§ **Problem description**:
Where a line of the material contains the string "Antal", copy that line.

§ **Record set**:
┄┄┄┄┄┄┄┄┄┄┄┄┄┄┄┄┄┄┄┄

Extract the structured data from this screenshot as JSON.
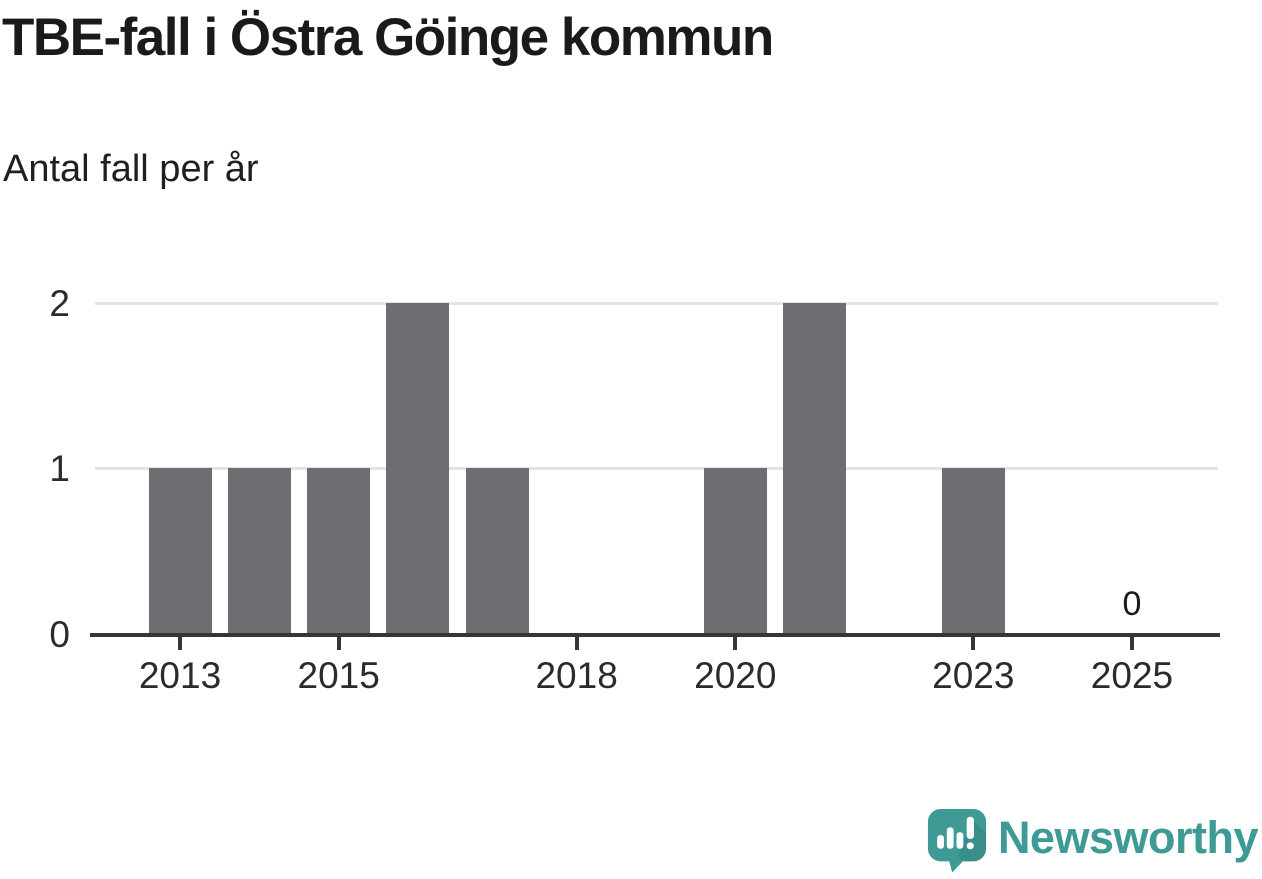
{
  "header": {
    "title": "TBE-fall i Östra Göinge kommun",
    "subtitle": "Antal fall per år"
  },
  "chart_data": {
    "type": "bar",
    "title": "TBE-fall i Östra Göinge kommun",
    "subtitle": "Antal fall per år",
    "categories": [
      "2013",
      "2014",
      "2015",
      "2016",
      "2017",
      "2018",
      "2019",
      "2020",
      "2021",
      "2022",
      "2023",
      "2024",
      "2025"
    ],
    "values": [
      1,
      1,
      1,
      2,
      1,
      0,
      0,
      1,
      2,
      0,
      1,
      0,
      0
    ],
    "xlabel": "",
    "ylabel": "Antal fall per år",
    "ylim": [
      0,
      2
    ],
    "y_ticks": [
      0,
      1,
      2
    ],
    "x_tick_labels": [
      "2013",
      "2015",
      "2018",
      "2020",
      "2023",
      "2025"
    ],
    "grid": "horizontal-only",
    "legend": "none",
    "annotations": [
      {
        "category": "2025",
        "text": "0"
      }
    ]
  },
  "branding": {
    "logo_text": "Newsworthy",
    "logo_icon": "newsworthy-speech-bubble-bar-chart-icon",
    "brand_color": "#3d9a94"
  },
  "colors": {
    "background": "#ffffff",
    "bar": "#6e6d72",
    "gridline": "#e3e3e3",
    "axis": "#363636",
    "title_text": "#1a1a18",
    "tick_text": "#2b2b2b"
  }
}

┄┄┄┄┄┄┄┄┄┄┄┄┄┄┄┄┄┄┄┄

§ **Solution to this exercise**:
    "subtitle": "Antal fall per år"
    "subtitle": "Antal fall per år",
    "ylabel": "Antal fall per år",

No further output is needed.